===== Data shown

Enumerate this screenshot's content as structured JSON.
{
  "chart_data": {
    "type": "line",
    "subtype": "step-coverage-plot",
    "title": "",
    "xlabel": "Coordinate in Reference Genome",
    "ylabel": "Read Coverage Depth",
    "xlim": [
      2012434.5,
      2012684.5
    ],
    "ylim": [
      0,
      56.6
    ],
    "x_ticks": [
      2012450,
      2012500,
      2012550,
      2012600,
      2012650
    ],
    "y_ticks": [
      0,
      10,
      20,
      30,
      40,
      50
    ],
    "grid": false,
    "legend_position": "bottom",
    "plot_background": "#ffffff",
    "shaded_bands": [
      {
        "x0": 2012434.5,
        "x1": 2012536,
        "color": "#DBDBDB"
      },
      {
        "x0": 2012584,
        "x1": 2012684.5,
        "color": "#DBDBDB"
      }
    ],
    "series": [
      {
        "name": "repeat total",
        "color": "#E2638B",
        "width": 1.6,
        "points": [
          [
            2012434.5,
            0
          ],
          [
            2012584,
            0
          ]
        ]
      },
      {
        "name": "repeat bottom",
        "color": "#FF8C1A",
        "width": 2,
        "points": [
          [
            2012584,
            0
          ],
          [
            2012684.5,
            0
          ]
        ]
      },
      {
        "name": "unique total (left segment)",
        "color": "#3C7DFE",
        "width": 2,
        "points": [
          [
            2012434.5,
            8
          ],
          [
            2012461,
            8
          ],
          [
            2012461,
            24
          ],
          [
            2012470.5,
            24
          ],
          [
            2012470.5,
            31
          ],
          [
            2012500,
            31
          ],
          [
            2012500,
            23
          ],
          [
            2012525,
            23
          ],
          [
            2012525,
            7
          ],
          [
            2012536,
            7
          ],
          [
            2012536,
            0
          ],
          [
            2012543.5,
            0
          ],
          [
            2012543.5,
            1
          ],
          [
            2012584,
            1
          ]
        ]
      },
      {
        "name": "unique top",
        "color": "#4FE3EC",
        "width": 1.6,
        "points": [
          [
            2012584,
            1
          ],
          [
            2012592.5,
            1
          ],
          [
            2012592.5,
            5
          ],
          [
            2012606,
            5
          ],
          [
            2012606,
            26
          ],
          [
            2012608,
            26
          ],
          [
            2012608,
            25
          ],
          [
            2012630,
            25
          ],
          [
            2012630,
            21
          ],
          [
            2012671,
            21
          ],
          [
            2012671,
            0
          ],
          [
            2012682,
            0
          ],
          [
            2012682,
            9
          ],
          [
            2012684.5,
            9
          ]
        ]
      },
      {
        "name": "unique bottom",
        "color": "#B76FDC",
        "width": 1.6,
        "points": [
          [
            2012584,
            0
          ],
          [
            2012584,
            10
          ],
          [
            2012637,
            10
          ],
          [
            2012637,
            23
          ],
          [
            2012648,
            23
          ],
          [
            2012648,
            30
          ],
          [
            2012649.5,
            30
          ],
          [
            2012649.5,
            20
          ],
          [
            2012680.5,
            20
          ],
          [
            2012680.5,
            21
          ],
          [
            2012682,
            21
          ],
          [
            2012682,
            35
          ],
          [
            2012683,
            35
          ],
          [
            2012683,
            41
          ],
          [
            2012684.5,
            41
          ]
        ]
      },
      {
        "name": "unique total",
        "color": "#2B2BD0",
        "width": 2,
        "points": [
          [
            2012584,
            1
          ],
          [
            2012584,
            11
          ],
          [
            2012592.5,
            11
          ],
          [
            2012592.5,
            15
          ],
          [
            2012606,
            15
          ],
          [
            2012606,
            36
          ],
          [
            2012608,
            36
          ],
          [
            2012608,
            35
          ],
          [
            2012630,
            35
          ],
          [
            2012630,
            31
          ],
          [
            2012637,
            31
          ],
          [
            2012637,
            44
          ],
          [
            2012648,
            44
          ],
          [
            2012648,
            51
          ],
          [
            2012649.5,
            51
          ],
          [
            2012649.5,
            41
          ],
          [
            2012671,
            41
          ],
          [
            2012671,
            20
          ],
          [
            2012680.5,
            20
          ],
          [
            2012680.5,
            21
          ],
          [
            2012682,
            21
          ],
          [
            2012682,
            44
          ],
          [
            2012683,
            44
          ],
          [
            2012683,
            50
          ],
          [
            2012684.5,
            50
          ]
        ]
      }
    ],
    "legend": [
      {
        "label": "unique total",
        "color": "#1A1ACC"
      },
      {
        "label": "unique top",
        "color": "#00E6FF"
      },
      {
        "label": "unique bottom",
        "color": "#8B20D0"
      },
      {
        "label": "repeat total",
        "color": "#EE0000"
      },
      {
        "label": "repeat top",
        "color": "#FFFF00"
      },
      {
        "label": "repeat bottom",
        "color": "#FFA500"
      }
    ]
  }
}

==========
===== Data shown

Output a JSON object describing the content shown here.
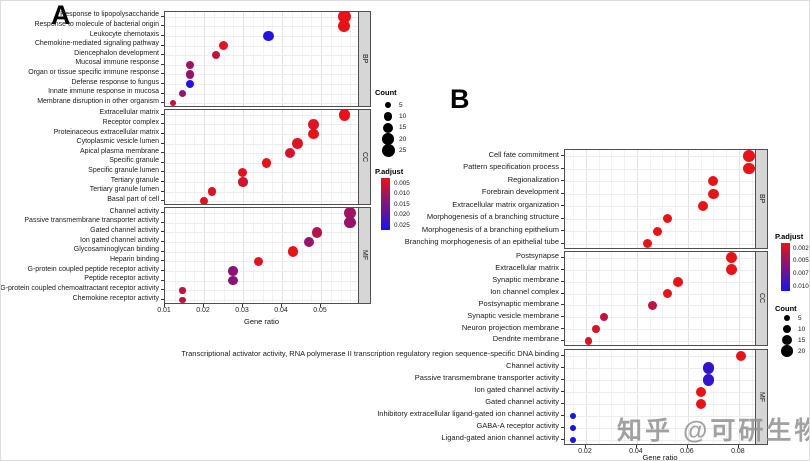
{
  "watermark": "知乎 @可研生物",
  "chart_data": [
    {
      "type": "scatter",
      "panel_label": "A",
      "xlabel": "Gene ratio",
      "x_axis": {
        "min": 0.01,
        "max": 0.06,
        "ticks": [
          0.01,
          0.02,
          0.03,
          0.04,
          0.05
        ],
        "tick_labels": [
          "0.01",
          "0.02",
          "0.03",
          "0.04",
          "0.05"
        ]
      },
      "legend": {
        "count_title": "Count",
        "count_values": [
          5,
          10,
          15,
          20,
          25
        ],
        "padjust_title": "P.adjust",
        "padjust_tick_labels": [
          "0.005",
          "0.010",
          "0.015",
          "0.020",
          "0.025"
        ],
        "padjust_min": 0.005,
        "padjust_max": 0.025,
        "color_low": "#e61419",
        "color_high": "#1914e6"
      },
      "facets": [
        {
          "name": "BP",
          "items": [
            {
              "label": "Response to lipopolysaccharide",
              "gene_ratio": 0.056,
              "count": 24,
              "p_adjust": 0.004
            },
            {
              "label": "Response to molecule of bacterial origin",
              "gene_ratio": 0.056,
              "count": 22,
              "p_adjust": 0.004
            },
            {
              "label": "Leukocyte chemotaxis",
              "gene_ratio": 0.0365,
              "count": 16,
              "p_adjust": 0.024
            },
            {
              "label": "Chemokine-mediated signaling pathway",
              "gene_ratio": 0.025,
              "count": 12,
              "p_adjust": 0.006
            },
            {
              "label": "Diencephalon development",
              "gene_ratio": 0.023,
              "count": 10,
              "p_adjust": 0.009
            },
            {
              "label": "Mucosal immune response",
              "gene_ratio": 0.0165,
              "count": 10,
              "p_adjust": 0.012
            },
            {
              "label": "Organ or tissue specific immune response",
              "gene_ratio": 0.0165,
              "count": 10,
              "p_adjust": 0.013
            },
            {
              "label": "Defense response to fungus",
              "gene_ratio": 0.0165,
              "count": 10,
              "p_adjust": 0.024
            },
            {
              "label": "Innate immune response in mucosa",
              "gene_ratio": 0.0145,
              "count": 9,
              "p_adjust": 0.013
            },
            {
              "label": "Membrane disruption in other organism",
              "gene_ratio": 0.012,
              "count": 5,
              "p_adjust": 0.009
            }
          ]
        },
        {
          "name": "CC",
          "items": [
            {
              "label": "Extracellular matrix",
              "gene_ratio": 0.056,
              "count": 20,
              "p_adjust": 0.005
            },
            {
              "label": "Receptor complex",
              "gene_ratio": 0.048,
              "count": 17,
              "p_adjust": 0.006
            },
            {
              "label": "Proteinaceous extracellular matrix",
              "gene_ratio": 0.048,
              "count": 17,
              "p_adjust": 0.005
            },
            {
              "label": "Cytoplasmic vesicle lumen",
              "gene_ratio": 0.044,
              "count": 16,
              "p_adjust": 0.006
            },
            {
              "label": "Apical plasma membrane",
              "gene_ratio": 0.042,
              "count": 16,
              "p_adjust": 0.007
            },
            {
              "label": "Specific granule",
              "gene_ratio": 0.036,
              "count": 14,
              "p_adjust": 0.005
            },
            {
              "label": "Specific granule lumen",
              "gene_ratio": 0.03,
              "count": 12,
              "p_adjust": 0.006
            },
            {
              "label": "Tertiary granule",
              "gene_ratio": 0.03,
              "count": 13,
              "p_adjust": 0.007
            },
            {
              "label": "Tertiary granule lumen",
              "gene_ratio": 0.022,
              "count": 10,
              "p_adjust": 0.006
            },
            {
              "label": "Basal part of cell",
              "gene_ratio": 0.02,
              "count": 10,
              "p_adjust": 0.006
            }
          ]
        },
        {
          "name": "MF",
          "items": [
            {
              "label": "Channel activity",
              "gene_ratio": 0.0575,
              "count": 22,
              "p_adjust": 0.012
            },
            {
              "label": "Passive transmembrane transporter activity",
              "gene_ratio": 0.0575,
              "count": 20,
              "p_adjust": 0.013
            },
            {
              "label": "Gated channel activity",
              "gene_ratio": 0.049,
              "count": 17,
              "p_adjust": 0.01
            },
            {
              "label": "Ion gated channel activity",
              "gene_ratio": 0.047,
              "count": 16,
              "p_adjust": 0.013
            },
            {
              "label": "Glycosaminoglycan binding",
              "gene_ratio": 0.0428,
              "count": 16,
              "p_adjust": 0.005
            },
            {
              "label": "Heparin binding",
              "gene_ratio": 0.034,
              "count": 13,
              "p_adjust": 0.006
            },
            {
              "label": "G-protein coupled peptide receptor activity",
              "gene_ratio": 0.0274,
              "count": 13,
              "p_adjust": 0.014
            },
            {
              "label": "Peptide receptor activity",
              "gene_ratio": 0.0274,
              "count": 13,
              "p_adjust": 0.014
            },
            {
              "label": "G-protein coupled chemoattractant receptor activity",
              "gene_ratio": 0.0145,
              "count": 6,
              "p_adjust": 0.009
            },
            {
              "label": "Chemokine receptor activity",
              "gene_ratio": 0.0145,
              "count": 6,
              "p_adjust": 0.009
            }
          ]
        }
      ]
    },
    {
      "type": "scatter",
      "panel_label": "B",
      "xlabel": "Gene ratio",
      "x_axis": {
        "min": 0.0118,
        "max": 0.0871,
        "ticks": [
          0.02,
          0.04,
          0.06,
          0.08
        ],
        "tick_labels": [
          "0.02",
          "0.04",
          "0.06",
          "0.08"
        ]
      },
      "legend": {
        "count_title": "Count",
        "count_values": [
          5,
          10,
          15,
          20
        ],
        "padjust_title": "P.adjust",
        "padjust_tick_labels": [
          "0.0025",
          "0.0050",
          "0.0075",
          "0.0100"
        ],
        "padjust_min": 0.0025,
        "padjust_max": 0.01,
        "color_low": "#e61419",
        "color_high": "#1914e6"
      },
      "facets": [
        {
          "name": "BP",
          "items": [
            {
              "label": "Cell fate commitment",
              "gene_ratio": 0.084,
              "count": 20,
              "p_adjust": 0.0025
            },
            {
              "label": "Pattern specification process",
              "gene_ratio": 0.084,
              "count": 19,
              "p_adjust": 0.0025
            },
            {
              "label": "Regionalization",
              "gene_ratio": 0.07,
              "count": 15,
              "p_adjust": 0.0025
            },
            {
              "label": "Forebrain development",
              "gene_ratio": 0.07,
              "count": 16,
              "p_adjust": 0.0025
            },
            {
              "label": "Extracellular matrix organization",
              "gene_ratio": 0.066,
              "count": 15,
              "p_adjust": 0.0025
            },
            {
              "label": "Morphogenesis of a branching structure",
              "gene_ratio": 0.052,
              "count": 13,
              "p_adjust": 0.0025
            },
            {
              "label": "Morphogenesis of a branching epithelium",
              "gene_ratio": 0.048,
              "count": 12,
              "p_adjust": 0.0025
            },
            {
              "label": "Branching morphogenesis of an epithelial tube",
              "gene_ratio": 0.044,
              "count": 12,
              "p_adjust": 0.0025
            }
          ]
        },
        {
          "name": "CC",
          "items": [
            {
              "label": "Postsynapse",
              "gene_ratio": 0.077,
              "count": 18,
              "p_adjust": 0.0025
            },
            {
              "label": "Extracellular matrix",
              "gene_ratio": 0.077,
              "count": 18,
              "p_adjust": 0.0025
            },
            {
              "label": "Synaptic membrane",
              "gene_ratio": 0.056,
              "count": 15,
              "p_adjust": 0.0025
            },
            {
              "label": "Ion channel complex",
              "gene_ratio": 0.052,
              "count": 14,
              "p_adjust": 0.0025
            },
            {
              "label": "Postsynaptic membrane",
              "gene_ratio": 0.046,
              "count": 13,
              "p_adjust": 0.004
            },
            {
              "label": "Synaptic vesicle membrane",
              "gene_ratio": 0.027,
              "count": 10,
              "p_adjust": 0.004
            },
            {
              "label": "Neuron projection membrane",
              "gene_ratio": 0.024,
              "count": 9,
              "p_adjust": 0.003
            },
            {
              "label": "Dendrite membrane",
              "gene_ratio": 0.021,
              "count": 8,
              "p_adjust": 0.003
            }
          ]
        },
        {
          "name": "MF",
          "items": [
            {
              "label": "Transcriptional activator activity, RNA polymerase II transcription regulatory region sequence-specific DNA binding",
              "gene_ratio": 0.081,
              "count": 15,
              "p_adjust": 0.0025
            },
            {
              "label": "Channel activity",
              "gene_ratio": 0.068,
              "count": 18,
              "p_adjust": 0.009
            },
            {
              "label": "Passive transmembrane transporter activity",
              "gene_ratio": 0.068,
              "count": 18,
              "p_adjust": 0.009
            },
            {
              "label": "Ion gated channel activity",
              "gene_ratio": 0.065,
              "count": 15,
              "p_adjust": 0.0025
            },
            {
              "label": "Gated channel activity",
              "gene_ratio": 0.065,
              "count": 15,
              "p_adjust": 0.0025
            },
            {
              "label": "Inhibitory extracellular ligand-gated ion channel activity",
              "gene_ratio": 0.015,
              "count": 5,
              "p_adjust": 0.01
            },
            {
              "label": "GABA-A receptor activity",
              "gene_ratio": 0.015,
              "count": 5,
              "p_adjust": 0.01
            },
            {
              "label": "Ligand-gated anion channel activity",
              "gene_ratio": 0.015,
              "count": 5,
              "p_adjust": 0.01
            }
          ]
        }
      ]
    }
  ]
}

==========
===== Data shown

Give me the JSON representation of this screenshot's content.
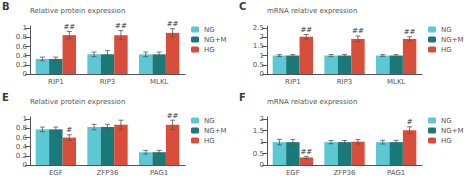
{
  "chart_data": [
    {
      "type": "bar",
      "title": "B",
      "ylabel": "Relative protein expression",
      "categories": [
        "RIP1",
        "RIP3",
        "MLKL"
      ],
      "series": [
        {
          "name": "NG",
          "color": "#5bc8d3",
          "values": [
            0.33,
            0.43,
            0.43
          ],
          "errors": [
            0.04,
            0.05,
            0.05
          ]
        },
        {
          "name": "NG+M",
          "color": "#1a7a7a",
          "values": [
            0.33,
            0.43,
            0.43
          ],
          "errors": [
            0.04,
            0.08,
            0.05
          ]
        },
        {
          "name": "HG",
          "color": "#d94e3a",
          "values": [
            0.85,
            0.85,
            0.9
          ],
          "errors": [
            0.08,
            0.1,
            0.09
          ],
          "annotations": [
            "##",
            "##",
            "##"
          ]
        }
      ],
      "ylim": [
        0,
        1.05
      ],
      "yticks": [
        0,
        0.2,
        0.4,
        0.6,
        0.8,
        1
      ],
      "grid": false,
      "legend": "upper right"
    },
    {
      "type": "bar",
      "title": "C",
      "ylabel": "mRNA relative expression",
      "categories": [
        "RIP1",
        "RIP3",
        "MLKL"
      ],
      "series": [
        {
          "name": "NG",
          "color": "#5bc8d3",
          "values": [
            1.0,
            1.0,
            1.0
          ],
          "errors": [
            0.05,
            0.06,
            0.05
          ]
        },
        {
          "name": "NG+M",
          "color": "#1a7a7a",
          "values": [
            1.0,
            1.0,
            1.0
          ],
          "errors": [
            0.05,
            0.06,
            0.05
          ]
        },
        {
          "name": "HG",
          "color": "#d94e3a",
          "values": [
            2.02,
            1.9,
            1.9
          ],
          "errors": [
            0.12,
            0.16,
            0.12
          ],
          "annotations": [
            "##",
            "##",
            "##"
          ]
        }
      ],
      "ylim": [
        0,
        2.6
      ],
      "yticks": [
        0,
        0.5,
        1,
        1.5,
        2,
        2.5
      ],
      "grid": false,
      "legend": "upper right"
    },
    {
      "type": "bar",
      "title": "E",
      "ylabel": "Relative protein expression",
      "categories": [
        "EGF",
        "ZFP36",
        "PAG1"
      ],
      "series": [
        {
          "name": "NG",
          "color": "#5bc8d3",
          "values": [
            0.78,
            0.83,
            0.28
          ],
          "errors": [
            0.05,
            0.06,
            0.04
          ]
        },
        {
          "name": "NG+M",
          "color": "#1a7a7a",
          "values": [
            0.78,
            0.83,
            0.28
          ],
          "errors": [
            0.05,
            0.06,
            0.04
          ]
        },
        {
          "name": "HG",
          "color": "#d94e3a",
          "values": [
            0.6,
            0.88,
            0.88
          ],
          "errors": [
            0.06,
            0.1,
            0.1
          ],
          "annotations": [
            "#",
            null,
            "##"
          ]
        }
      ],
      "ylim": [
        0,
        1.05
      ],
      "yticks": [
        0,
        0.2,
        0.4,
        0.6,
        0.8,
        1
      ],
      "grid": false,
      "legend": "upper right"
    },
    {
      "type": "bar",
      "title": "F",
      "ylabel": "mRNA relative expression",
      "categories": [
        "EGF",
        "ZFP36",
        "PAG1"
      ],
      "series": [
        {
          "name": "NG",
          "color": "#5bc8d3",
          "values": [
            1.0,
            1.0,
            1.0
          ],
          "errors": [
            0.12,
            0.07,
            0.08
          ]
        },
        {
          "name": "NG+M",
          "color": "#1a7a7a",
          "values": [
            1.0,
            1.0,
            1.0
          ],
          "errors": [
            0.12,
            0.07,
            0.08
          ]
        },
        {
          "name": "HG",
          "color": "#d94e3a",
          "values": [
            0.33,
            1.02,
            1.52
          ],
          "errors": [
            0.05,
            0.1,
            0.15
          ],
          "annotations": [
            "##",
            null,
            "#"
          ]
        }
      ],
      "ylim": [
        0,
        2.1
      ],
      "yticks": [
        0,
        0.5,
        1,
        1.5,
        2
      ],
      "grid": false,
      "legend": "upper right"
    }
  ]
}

==========

*Exercise aim*
If a line of the entries holds the word "Chemokine", copy it out.

*Reply to the exercise*
              "label": "Chemokine-mediated signaling pathway",
              "label": "Chemokine receptor activity",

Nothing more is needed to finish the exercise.